To be done ->
Copy the lines below as they are; omit the images they contain.

*** Records provided

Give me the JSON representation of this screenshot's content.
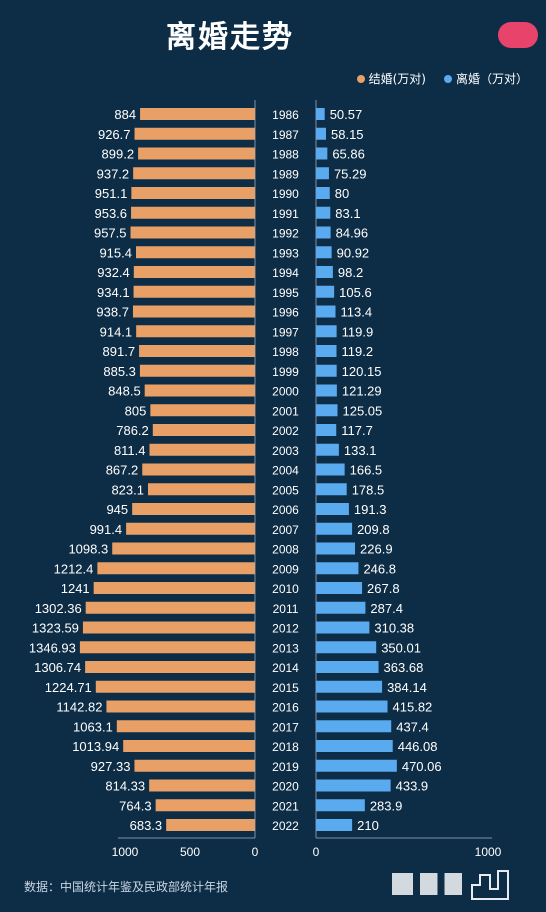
{
  "title": "离婚走势",
  "legend": {
    "marriage_label": "结婚(万对)",
    "divorce_label": "离婚（万对）"
  },
  "colors": {
    "marriage": "#e9a066",
    "divorce": "#5aaaf0",
    "background": "#0d2c45"
  },
  "source": "数据：中国统计年鉴及民政部统计年报",
  "chart_data": {
    "type": "bar",
    "orientation": "horizontal-butterfly",
    "categories": [
      "1986",
      "1987",
      "1988",
      "1989",
      "1990",
      "1991",
      "1992",
      "1993",
      "1994",
      "1995",
      "1996",
      "1997",
      "1998",
      "1999",
      "2000",
      "2001",
      "2002",
      "2003",
      "2004",
      "2005",
      "2006",
      "2007",
      "2008",
      "2009",
      "2010",
      "2011",
      "2012",
      "2013",
      "2014",
      "2015",
      "2016",
      "2017",
      "2018",
      "2019",
      "2020",
      "2021",
      "2022"
    ],
    "series": [
      {
        "name": "结婚(万对)",
        "values": [
          "884",
          "926.7",
          "899.2",
          "937.2",
          "951.1",
          "953.6",
          "957.5",
          "915.4",
          "932.4",
          "934.1",
          "938.7",
          "914.1",
          "891.7",
          "885.3",
          "848.5",
          "805",
          "786.2",
          "811.4",
          "867.2",
          "823.1",
          "945",
          "991.4",
          "1098.3",
          "1212.4",
          "1241",
          "1302.36",
          "1323.59",
          "1346.93",
          "1306.74",
          "1224.71",
          "1142.82",
          "1063.1",
          "1013.94",
          "927.33",
          "814.33",
          "764.3",
          "683.3"
        ]
      },
      {
        "name": "离婚（万对）",
        "values": [
          "50.57",
          "58.15",
          "65.86",
          "75.29",
          "80",
          "83.1",
          "84.96",
          "90.92",
          "98.2",
          "105.6",
          "113.4",
          "119.9",
          "119.2",
          "120.15",
          "121.29",
          "125.05",
          "117.7",
          "133.1",
          "166.5",
          "178.5",
          "191.3",
          "209.8",
          "226.9",
          "246.8",
          "267.8",
          "287.4",
          "310.38",
          "350.01",
          "363.68",
          "384.14",
          "415.82",
          "437.4",
          "446.08",
          "470.06",
          "433.9",
          "283.9",
          "210"
        ]
      }
    ],
    "left_axis": {
      "ticks": [
        "1000",
        "500",
        "0"
      ],
      "range": [
        0,
        1350
      ]
    },
    "right_axis": {
      "ticks": [
        "0",
        "1000"
      ],
      "range": [
        0,
        1000
      ]
    }
  }
}
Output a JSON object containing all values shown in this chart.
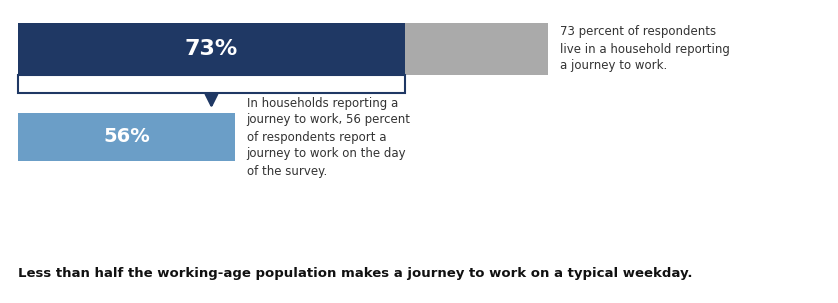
{
  "bar1_value": 73,
  "bar1_color": "#1F3864",
  "bar1_remainder_color": "#AAAAAA",
  "bar1_label": "73%",
  "bar1_text": "73 percent of respondents\nlive in a household reporting\na journey to work.",
  "bar2_value": 56,
  "bar2_color": "#6B9EC7",
  "bar2_label": "56%",
  "bar2_text": "In households reporting a\njourney to work, 56 percent\nof respondents report a\njourney to work on the day\nof the survey.",
  "bottom_text": "Less than half the working-age population makes a journey to work on a typical weekday.",
  "background_color": "#FFFFFF",
  "label_color": "#FFFFFF",
  "annotation_color": "#333333",
  "box_outline_color": "#1F3864",
  "arrow_color": "#1F3864"
}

******

The response ->
Give me the JSON representation of this screenshot's content.
{
  "title": "离婚走势",
  "legend": {
    "marriage_label": "结婚(万对)",
    "divorce_label": "离婚（万对）"
  },
  "colors": {
    "marriage": "#e9a066",
    "divorce": "#5aaaf0",
    "background": "#0d2c45"
  },
  "source": "数据：中国统计年鉴及民政部统计年报",
  "chart_data": {
    "type": "bar",
    "orientation": "horizontal-butterfly",
    "categories": [
      "1986",
      "1987",
      "1988",
      "1989",
      "1990",
      "1991",
      "1992",
      "1993",
      "1994",
      "1995",
      "1996",
      "1997",
      "1998",
      "1999",
      "2000",
      "2001",
      "2002",
      "2003",
      "2004",
      "2005",
      "2006",
      "2007",
      "2008",
      "2009",
      "2010",
      "2011",
      "2012",
      "2013",
      "2014",
      "2015",
      "2016",
      "2017",
      "2018",
      "2019",
      "2020",
      "2021",
      "2022"
    ],
    "series": [
      {
        "name": "结婚(万对)",
        "values": [
          "884",
          "926.7",
          "899.2",
          "937.2",
          "951.1",
          "953.6",
          "957.5",
          "915.4",
          "932.4",
          "934.1",
          "938.7",
          "914.1",
          "891.7",
          "885.3",
          "848.5",
          "805",
          "786.2",
          "811.4",
          "867.2",
          "823.1",
          "945",
          "991.4",
          "1098.3",
          "1212.4",
          "1241",
          "1302.36",
          "1323.59",
          "1346.93",
          "1306.74",
          "1224.71",
          "1142.82",
          "1063.1",
          "1013.94",
          "927.33",
          "814.33",
          "764.3",
          "683.3"
        ]
      },
      {
        "name": "离婚（万对）",
        "values": [
          "50.57",
          "58.15",
          "65.86",
          "75.29",
          "80",
          "83.1",
          "84.96",
          "90.92",
          "98.2",
          "105.6",
          "113.4",
          "119.9",
          "119.2",
          "120.15",
          "121.29",
          "125.05",
          "117.7",
          "133.1",
          "166.5",
          "178.5",
          "191.3",
          "209.8",
          "226.9",
          "246.8",
          "267.8",
          "287.4",
          "310.38",
          "350.01",
          "363.68",
          "384.14",
          "415.82",
          "437.4",
          "446.08",
          "470.06",
          "433.9",
          "283.9",
          "210"
        ]
      }
    ],
    "left_axis": {
      "ticks": [
        "1000",
        "500",
        "0"
      ],
      "range": [
        0,
        1350
      ]
    },
    "right_axis": {
      "ticks": [
        "0",
        "1000"
      ],
      "range": [
        0,
        1000
      ]
    }
  }
}
Output a JSON object containing all values shown in this chart.
{
  "bar1_value": 73,
  "bar1_color": "#1F3864",
  "bar1_remainder_color": "#AAAAAA",
  "bar1_label": "73%",
  "bar1_text": "73 percent of respondents\nlive in a household reporting\na journey to work.",
  "bar2_value": 56,
  "bar2_color": "#6B9EC7",
  "bar2_label": "56%",
  "bar2_text": "In households reporting a\njourney to work, 56 percent\nof respondents report a\njourney to work on the day\nof the survey.",
  "bottom_text": "Less than half the working-age population makes a journey to work on a typical weekday.",
  "background_color": "#FFFFFF",
  "label_color": "#FFFFFF",
  "annotation_color": "#333333",
  "box_outline_color": "#1F3864",
  "arrow_color": "#1F3864"
}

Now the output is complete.